Start of Data shown

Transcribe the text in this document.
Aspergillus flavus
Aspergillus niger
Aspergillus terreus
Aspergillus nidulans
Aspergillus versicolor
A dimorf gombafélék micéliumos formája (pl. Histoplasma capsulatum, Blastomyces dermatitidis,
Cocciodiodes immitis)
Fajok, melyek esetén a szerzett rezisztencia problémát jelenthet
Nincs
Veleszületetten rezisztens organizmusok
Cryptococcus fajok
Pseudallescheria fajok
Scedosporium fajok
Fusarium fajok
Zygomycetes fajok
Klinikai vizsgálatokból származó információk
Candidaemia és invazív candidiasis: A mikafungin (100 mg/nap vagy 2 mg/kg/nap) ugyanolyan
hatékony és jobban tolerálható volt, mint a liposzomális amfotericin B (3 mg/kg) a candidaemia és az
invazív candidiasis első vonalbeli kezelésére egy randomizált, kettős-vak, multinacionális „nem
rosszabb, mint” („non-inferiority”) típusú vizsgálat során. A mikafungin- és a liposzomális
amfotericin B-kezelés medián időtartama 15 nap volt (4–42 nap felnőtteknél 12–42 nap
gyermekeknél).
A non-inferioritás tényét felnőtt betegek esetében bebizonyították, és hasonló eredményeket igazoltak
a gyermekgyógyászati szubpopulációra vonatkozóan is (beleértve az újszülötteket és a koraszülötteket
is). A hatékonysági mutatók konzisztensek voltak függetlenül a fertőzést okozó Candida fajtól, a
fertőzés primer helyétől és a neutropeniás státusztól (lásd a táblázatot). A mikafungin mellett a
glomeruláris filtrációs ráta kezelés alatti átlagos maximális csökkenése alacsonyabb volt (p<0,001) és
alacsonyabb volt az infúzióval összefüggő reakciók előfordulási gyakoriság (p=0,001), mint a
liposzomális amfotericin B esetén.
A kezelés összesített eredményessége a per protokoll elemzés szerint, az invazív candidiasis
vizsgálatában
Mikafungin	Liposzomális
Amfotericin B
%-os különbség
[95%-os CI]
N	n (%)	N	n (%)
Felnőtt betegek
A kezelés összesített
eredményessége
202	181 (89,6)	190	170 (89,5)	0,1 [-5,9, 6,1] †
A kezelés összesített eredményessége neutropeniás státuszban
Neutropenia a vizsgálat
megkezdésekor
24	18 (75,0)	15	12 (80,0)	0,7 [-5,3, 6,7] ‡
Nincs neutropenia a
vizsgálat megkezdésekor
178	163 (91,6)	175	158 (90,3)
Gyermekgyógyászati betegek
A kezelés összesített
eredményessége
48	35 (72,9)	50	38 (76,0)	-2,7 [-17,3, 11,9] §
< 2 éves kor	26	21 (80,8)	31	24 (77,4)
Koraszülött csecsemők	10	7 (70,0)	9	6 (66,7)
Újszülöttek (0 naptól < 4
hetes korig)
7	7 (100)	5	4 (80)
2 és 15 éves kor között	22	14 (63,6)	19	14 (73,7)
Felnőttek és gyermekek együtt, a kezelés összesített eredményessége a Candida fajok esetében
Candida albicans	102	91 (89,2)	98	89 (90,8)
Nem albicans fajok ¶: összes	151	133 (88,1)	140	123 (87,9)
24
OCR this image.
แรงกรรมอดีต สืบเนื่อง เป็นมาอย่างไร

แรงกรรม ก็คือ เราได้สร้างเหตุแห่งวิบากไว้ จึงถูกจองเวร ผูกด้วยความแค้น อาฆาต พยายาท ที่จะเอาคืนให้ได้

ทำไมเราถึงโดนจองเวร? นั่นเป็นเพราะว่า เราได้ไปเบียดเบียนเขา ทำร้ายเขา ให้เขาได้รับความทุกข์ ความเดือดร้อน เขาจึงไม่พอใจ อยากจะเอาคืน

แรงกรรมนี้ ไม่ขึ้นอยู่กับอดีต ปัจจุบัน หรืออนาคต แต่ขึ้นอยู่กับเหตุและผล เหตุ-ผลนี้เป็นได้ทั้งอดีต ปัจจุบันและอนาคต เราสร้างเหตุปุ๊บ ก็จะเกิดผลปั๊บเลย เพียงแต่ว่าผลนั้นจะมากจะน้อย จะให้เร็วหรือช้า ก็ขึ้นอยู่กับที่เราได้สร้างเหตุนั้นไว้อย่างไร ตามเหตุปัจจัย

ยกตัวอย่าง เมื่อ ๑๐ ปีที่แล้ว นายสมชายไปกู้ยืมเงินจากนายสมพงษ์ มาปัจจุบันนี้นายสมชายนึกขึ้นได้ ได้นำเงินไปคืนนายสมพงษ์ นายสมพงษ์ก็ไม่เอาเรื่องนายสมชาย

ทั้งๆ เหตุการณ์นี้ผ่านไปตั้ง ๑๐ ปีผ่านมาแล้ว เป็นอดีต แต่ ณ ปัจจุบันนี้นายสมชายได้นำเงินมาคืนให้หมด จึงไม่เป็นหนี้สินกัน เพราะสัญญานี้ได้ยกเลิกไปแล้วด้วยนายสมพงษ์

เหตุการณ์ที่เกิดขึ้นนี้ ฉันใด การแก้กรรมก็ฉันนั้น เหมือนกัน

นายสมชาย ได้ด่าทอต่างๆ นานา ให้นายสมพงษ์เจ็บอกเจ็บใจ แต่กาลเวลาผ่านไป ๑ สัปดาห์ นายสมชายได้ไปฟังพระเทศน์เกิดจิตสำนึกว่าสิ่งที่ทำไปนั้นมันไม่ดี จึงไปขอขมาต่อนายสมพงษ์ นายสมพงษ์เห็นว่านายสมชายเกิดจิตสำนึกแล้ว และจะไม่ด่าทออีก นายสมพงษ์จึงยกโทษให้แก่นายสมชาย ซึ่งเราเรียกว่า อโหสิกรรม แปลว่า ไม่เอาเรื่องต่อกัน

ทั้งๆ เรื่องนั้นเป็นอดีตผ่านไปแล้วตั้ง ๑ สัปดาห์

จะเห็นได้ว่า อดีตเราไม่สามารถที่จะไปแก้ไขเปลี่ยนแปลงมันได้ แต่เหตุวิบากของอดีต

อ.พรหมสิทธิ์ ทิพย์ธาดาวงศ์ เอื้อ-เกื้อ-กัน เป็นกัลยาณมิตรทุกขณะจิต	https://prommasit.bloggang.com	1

End of Data shown

### What to work on
Hand back the material above in full, exactly as written.

### Result for this task
Transcribe the text in this document.
Aspergillus flavus
Aspergillus niger
Aspergillus terreus
Aspergillus nidulans
Aspergillus versicolor
A dimorf gombafélék micéliumos formája (pl. Histoplasma capsulatum, Blastomyces dermatitidis,
Cocciodiodes immitis)
Fajok, melyek esetén a szerzett rezisztencia problémát jelenthet
Nincs
Veleszületetten rezisztens organizmusok
Cryptococcus fajok
Pseudallescheria fajok
Scedosporium fajok
Fusarium fajok
Zygomycetes fajok
Klinikai vizsgálatokból származó információk
Candidaemia és invazív candidiasis: A mikafungin (100 mg/nap vagy 2 mg/kg/nap) ugyanolyan
hatékony és jobban tolerálható volt, mint a liposzomális amfotericin B (3 mg/kg) a candidaemia és az
invazív candidiasis első vonalbeli kezelésére egy randomizált, kettős-vak, multinacionális „nem
rosszabb, mint” („non-inferiority”) típusú vizsgálat során. A mikafungin- és a liposzomális
amfotericin B-kezelés medián időtartama 15 nap volt (4–42 nap felnőtteknél 12–42 nap
gyermekeknél).
A non-inferioritás tényét felnőtt betegek esetében bebizonyították, és hasonló eredményeket igazoltak
a gyermekgyógyászati szubpopulációra vonatkozóan is (beleértve az újszülötteket és a koraszülötteket
is). A hatékonysági mutatók konzisztensek voltak függetlenül a fertőzést okozó Candida fajtól, a
fertőzés primer helyétől és a neutropeniás státusztól (lásd a táblázatot). A mikafungin mellett a
glomeruláris filtrációs ráta kezelés alatti átlagos maximális csökkenése alacsonyabb volt (p<0,001) és
alacsonyabb volt az infúzióval összefüggő reakciók előfordulási gyakoriság (p=0,001), mint a
liposzomális amfotericin B esetén.
A kezelés összesített eredményessége a per protokoll elemzés szerint, az invazív candidiasis
vizsgálatában
Mikafungin	Liposzomális
Amfotericin B
%-os különbség
[95%-os CI]
N	n (%)	N	n (%)
Felnőtt betegek
A kezelés összesített
eredményessége
202	181 (89,6)	190	170 (89,5)	0,1 [-5,9, 6,1] †
A kezelés összesített eredményessége neutropeniás státuszban
Neutropenia a vizsgálat
megkezdésekor
24	18 (75,0)	15	12 (80,0)	0,7 [-5,3, 6,7] ‡
Nincs neutropenia a
vizsgálat megkezdésekor
178	163 (91,6)	175	158 (90,3)
Gyermekgyógyászati betegek
A kezelés összesített
eredményessége
48	35 (72,9)	50	38 (76,0)	-2,7 [-17,3, 11,9] §
< 2 éves kor	26	21 (80,8)	31	24 (77,4)
Koraszülött csecsemők	10	7 (70,0)	9	6 (66,7)
Újszülöttek (0 naptól < 4
hetes korig)
7	7 (100)	5	4 (80)
2 és 15 éves kor között	22	14 (63,6)	19	14 (73,7)
Felnőttek és gyermekek együtt, a kezelés összesített eredményessége a Candida fajok esetében
Candida albicans	102	91 (89,2)	98	89 (90,8)
Nem albicans fajok ¶: összes	151	133 (88,1)	140	123 (87,9)
24
OCR this image.
แรงกรรมอดีต สืบเนื่อง เป็นมาอย่างไร

แรงกรรม ก็คือ เราได้สร้างเหตุแห่งวิบากไว้ จึงถูกจองเวร ผูกด้วยความแค้น อาฆาต พยายาท ที่จะเอาคืนให้ได้

ทำไมเราถึงโดนจองเวร? นั่นเป็นเพราะว่า เราได้ไปเบียดเบียนเขา ทำร้ายเขา ให้เขาได้รับความทุกข์ ความเดือดร้อน เขาจึงไม่พอใจ อยากจะเอาคืน

แรงกรรมนี้ ไม่ขึ้นอยู่กับอดีต ปัจจุบัน หรืออนาคต แต่ขึ้นอยู่กับเหตุและผล เหตุ-ผลนี้เป็นได้ทั้งอดีต ปัจจุบันและอนาคต เราสร้างเหตุปุ๊บ ก็จะเกิดผลปั๊บเลย เพียงแต่ว่าผลนั้นจะมากจะน้อย จะให้เร็วหรือช้า ก็ขึ้นอยู่กับที่เราได้สร้างเหตุนั้นไว้อย่างไร ตามเหตุปัจจัย

ยกตัวอย่าง เมื่อ ๑๐ ปีที่แล้ว นายสมชายไปกู้ยืมเงินจากนายสมพงษ์ มาปัจจุบันนี้นายสมชายนึกขึ้นได้ ได้นำเงินไปคืนนายสมพงษ์ นายสมพงษ์ก็ไม่เอาเรื่องนายสมชาย

ทั้งๆ เหตุการณ์นี้ผ่านไปตั้ง ๑๐ ปีผ่านมาแล้ว เป็นอดีต แต่ ณ ปัจจุบันนี้นายสมชายได้นำเงินมาคืนให้หมด จึงไม่เป็นหนี้สินกัน เพราะสัญญานี้ได้ยกเลิกไปแล้วด้วยนายสมพงษ์

เหตุการณ์ที่เกิดขึ้นนี้ ฉันใด การแก้กรรมก็ฉันนั้น เหมือนกัน

นายสมชาย ได้ด่าทอต่างๆ นานา ให้นายสมพงษ์เจ็บอกเจ็บใจ แต่กาลเวลาผ่านไป ๑ สัปดาห์ นายสมชายได้ไปฟังพระเทศน์เกิดจิตสำนึกว่าสิ่งที่ทำไปนั้นมันไม่ดี จึงไปขอขมาต่อนายสมพงษ์ นายสมพงษ์เห็นว่านายสมชายเกิดจิตสำนึกแล้ว และจะไม่ด่าทออีก นายสมพงษ์จึงยกโทษให้แก่นายสมชาย ซึ่งเราเรียกว่า อโหสิกรรม แปลว่า ไม่เอาเรื่องต่อกัน

ทั้งๆ เรื่องนั้นเป็นอดีตผ่านไปแล้วตั้ง ๑ สัปดาห์

จะเห็นได้ว่า อดีตเราไม่สามารถที่จะไปแก้ไขเปลี่ยนแปลงมันได้ แต่เหตุวิบากของอดีต

อ.พรหมสิทธิ์ ทิพย์ธาดาวงศ์ เอื้อ-เกื้อ-กัน เป็นกัลยาณมิตรทุกขณะจิต	https://prommasit.bloggang.com	1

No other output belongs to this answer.